> [TO BE DONE]: Please pull out every line that includes the string "pregnancy".

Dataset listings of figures
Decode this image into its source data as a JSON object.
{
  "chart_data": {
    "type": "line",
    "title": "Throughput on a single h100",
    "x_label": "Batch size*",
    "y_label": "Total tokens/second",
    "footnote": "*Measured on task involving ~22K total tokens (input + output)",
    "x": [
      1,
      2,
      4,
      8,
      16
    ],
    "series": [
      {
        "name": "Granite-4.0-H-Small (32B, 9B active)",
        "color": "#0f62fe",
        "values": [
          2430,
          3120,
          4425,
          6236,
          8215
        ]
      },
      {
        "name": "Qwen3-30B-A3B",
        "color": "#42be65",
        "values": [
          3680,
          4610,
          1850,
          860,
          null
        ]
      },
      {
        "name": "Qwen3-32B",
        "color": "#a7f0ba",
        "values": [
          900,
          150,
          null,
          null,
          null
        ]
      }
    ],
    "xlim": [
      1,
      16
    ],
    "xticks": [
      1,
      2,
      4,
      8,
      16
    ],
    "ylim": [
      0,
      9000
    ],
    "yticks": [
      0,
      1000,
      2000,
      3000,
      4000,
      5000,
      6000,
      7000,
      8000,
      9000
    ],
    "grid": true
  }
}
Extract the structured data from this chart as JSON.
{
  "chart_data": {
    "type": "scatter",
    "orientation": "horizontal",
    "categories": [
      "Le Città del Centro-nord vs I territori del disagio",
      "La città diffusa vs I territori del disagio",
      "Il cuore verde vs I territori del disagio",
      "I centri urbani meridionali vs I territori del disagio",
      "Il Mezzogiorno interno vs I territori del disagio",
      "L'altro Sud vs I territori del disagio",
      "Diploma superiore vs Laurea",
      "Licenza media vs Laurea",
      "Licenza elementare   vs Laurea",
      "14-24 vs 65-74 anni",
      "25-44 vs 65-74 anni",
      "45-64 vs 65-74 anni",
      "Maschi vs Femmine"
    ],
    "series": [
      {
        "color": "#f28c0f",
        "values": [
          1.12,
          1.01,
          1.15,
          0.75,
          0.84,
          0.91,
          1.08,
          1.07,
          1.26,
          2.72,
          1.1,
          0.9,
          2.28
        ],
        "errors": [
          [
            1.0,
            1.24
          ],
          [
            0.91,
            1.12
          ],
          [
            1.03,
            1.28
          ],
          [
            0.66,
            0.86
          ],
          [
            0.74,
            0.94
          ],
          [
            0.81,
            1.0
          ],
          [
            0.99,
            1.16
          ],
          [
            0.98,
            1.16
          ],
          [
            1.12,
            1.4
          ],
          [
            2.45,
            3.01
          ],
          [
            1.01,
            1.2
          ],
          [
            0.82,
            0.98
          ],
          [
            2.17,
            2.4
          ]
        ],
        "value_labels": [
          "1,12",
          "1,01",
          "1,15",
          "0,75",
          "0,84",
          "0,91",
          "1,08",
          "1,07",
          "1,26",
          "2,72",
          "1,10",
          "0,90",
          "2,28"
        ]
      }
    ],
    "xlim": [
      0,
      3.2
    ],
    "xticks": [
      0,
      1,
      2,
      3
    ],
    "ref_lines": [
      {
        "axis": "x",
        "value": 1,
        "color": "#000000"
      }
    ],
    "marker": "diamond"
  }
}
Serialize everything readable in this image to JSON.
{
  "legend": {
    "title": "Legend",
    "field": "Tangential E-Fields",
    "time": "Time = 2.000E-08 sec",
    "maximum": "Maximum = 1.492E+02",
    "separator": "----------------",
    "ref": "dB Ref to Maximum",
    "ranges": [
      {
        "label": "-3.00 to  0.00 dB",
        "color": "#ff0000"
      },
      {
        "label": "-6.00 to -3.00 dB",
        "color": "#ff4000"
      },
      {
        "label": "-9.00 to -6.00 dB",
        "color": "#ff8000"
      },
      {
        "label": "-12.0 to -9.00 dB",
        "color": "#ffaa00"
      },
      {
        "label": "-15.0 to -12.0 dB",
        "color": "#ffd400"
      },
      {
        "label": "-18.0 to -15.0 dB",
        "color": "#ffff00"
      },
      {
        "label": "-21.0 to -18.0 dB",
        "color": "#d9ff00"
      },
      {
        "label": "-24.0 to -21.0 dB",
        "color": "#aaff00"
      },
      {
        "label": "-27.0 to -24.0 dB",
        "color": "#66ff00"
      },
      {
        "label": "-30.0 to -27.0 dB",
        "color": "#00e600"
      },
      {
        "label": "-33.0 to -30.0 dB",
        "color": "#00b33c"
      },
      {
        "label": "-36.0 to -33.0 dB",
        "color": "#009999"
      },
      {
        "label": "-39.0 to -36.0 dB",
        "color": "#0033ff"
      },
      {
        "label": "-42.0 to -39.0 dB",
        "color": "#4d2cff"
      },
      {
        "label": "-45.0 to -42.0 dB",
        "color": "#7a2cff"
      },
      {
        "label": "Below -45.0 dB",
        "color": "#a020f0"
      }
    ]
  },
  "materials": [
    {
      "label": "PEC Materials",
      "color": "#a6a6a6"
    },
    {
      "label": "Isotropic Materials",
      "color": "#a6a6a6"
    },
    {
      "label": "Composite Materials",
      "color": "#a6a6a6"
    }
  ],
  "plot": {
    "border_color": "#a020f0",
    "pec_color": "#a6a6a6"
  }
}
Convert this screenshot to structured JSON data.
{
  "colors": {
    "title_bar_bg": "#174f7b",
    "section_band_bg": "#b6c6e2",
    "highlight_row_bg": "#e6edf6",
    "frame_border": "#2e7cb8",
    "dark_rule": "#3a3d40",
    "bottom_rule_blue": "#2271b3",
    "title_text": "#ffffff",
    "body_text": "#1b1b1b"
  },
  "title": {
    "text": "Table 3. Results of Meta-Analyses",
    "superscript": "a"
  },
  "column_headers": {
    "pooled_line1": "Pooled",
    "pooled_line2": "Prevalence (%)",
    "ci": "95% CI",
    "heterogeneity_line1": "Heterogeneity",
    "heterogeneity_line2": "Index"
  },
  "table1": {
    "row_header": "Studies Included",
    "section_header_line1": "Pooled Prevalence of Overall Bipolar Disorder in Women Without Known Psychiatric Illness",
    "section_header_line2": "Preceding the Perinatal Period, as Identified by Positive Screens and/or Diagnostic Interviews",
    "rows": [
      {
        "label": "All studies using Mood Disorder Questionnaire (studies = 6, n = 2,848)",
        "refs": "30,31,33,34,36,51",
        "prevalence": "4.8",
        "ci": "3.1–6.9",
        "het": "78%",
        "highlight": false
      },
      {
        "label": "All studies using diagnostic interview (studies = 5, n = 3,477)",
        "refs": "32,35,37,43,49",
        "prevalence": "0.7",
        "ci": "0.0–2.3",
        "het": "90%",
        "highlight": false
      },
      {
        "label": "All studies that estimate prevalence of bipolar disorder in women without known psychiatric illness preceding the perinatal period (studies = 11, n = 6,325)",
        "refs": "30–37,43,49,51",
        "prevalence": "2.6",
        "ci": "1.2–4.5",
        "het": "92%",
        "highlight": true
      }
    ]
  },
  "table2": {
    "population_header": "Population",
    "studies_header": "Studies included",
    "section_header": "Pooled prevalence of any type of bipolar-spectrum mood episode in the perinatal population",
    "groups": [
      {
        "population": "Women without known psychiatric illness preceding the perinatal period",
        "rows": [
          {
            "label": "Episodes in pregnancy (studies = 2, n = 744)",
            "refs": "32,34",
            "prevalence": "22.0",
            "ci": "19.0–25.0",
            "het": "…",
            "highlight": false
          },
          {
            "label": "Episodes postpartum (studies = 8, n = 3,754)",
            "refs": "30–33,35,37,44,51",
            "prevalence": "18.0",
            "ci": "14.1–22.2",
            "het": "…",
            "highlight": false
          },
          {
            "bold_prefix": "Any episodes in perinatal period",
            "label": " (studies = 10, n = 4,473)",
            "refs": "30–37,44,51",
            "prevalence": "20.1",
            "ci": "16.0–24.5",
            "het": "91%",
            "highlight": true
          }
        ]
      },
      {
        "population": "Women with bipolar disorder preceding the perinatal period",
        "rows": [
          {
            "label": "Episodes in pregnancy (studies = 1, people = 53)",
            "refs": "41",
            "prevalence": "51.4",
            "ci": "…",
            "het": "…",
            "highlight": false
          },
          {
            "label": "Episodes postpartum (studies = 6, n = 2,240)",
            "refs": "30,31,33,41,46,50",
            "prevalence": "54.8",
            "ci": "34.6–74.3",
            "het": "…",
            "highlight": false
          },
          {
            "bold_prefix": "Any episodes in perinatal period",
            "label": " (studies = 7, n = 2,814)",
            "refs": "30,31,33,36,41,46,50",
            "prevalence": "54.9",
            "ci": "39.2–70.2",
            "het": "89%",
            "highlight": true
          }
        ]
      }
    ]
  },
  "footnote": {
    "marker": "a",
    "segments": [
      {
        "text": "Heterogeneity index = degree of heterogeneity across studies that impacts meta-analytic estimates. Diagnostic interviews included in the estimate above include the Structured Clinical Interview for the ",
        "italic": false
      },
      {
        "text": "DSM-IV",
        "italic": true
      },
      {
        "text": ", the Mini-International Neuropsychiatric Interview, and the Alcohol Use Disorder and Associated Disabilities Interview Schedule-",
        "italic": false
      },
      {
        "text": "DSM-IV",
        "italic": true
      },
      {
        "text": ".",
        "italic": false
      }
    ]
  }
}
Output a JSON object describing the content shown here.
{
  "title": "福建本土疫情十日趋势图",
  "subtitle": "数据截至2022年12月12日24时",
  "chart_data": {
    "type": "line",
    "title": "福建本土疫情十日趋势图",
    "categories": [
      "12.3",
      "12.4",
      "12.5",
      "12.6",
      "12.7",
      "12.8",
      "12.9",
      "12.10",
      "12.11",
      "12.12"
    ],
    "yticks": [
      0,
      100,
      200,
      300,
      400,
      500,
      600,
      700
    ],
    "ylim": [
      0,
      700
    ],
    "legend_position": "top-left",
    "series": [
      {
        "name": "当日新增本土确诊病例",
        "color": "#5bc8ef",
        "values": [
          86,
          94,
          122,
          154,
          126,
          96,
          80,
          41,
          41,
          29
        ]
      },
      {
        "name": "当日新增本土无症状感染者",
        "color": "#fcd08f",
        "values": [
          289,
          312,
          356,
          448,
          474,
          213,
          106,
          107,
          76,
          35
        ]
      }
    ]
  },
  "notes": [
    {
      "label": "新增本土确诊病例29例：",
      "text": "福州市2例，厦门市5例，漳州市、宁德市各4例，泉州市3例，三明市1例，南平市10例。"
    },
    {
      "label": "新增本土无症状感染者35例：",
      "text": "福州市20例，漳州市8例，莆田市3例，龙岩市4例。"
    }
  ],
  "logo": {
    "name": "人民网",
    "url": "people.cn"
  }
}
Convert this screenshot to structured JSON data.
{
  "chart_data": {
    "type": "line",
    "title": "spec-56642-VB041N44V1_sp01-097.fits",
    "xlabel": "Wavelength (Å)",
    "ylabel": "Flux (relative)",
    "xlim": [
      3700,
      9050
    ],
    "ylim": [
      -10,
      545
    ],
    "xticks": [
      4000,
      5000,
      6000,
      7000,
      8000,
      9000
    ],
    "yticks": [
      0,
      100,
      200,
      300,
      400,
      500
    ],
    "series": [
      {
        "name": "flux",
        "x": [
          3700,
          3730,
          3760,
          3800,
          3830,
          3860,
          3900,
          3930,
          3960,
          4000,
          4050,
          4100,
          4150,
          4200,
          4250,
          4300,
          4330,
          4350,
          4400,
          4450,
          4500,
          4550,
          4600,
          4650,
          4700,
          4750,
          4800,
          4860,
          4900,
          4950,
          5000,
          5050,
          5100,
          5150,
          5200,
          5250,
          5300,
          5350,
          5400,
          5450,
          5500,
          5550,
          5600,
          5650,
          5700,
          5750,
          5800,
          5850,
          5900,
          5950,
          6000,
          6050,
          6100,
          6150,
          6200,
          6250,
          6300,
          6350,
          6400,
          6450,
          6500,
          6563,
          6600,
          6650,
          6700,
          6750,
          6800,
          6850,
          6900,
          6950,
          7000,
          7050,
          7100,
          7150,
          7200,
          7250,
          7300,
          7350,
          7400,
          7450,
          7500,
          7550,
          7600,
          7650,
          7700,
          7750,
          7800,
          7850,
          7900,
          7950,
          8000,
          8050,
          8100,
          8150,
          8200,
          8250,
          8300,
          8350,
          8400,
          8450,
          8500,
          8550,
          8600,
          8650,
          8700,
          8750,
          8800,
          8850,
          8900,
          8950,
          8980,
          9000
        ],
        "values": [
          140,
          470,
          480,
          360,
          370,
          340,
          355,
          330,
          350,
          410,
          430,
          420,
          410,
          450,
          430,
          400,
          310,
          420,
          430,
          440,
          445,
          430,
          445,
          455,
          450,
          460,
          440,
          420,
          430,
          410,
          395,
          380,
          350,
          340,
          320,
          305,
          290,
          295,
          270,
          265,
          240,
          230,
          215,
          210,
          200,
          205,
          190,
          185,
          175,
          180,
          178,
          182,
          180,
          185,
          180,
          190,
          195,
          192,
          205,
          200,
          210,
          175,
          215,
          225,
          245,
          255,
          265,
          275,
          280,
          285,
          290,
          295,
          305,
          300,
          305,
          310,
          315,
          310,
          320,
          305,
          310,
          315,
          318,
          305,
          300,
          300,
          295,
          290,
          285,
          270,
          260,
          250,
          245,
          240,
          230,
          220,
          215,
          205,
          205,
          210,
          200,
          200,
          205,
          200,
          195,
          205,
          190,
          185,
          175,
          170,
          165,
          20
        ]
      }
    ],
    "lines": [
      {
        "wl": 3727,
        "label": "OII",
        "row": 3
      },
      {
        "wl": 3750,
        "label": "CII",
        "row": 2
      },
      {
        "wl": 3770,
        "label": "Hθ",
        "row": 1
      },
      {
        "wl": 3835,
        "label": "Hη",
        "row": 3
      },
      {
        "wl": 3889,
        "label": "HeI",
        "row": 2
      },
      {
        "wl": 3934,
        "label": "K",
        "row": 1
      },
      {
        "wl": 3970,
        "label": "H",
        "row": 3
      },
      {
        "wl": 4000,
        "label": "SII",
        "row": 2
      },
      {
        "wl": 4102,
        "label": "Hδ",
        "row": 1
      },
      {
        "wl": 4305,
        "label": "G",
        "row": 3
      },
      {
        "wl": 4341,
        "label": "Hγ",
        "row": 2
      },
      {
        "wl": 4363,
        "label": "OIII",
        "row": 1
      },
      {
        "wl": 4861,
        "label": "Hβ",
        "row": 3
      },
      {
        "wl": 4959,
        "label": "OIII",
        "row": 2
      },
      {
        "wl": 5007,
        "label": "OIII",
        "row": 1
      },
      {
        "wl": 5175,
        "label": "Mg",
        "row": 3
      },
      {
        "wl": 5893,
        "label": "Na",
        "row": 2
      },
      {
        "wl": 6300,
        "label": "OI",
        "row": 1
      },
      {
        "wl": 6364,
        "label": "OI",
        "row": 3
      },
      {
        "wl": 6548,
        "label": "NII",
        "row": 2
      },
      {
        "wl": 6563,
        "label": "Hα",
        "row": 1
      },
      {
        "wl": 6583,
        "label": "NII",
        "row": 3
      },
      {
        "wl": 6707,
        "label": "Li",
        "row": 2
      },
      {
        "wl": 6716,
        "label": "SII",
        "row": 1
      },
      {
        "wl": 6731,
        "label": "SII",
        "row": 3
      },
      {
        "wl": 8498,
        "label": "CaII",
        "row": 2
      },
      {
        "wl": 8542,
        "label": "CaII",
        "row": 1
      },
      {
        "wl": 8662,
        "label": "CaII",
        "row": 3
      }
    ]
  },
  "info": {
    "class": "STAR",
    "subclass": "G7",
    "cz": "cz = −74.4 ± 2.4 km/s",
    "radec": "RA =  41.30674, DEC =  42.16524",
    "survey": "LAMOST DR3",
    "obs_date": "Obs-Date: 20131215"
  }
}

> [RESULT OF THE TASK]:
            "label": "Episodes in pregnancy (studies = 2, n = 744)",
            "label": "Episodes in pregnancy (studies = 1, people = 53)",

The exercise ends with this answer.